- _Ausgangstext_

# Datenbanken h2 Arbeit



## jezzy (10. Jun 2020)

Ich weiß das ist ein Java Forum, aber gibt es hier jemand der mir mit h2 helfen kann? Hab überall im Internet gesucht und nirgends Hilfe gefunden. 
Meine Frage wäre: Ich will meine csvread Datei in die Datenbank einlesen, aber krieg immer als Fehlermeldung:

insert into IBM.DEPARTMENT
select * from csvread ('department.csv');
Anzahl der Felder stimmt nicht überein
Column count does not match; SQL statement:
insert into IBM.DEPARTMENT 
select * from csvread ('department.csv') [21002-200] 21S02/21002 

was stimmt da nicht?


----------



## mihe7 (10. Jun 2020)

- _Auszüge der Zeilen_
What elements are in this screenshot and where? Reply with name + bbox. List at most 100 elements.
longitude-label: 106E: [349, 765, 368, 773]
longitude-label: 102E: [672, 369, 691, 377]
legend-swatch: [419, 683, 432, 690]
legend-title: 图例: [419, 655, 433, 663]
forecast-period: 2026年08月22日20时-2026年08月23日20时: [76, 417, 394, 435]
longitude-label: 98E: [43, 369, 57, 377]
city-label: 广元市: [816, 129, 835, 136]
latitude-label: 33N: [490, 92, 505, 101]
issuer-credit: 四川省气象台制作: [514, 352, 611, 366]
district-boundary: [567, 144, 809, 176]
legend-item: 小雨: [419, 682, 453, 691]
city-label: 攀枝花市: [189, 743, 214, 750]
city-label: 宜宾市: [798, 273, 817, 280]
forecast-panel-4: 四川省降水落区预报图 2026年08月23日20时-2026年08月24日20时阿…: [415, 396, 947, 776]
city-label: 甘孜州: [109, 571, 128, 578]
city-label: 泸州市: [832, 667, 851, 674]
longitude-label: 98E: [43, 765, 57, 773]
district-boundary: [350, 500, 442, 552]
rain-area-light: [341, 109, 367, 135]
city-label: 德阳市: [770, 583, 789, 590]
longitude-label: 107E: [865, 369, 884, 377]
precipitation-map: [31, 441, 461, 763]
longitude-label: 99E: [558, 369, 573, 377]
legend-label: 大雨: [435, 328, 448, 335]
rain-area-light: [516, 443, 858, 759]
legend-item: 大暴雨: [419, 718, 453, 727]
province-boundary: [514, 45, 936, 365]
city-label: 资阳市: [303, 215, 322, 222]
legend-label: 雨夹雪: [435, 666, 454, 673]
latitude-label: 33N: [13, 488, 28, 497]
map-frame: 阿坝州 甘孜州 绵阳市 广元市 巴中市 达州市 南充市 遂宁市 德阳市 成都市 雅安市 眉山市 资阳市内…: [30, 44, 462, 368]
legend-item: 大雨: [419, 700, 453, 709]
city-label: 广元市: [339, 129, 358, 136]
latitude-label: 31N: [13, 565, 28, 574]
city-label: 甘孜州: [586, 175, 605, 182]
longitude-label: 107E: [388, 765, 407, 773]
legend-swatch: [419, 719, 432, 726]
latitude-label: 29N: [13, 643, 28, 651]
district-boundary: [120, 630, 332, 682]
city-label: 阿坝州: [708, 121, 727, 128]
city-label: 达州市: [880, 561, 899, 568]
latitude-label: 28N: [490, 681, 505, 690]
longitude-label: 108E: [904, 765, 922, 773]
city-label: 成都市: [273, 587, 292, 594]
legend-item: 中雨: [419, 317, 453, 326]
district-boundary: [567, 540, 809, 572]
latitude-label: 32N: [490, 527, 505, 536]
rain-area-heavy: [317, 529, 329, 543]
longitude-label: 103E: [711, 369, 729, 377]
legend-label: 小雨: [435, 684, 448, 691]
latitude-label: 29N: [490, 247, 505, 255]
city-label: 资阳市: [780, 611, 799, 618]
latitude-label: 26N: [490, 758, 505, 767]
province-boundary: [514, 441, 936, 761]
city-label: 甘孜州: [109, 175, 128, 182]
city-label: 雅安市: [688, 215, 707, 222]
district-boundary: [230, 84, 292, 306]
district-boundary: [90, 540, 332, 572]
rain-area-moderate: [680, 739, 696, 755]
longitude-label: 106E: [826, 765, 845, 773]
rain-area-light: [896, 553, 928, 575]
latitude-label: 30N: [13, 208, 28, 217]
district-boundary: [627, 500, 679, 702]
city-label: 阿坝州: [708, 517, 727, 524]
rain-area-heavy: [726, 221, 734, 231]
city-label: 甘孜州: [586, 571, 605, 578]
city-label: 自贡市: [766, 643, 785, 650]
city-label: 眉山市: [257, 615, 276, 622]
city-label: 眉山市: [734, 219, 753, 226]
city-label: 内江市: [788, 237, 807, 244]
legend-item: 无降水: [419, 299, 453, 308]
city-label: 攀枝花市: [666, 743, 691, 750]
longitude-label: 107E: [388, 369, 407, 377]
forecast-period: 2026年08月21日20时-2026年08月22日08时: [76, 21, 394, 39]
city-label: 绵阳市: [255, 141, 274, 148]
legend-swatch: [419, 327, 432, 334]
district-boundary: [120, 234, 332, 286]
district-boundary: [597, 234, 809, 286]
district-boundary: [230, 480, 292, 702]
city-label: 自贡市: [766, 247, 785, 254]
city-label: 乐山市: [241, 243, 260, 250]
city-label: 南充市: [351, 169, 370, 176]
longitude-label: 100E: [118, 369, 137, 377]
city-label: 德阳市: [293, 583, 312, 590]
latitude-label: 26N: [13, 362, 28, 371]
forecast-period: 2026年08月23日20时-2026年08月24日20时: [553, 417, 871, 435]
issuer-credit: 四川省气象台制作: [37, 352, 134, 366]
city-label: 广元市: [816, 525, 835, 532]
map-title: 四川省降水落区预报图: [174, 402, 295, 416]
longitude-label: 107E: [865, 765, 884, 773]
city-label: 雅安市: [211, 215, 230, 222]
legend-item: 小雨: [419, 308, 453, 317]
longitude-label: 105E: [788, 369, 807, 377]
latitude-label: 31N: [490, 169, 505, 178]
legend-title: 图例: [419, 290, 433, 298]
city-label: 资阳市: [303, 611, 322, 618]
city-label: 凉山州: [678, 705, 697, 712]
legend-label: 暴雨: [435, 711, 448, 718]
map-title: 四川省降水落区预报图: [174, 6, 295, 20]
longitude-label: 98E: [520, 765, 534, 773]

- _Aufgaben_
[a] Fasse im Forenthread über H2 den Absatz, der mit „Ich weiß das ist ein Java Forum“ beginnt, als knappe Stichpunktliste zusammen, ohne seine wesentlichen Angaben wegzulassen.
[b] Schreibe den Forenthread über H2 ab der Stelle weiter, an der er endet.

- _Lösungen_
[a]
- Die Frage betrifft H2, obwohl es sich um ein Java-Forum handelt.
- Eine Suche im Internet hat keine Hilfe gebracht.
- Ziel ist, eine CSV-Datei mit csvread in die Datenbank einzulesen.
- Dabei erscheint jedes Mal eine Fehlermeldung.

[b]
Das steht doch da:



jezzy hat gesagt.:


> Anzahl der Felder stimmt nicht überein
> Column count does not match; SQL statement:



Die Zahl der Spalten in der CSV-Datei stimmt nicht mit der Zahl der Spalten in der Tabelle überein.


----------



## jezzy (10. Jun 2020)

aber sonst hat das immer funktioniert, was stimmt hier nicht


----------



## mihe7 (10. Jun 2020)

Woher sollen wir das wissen? Wir kennen weder Deine CSV-Datei, noch Deine DB bzw. Tabelle.


----------



## jezzy (10. Jun 2020)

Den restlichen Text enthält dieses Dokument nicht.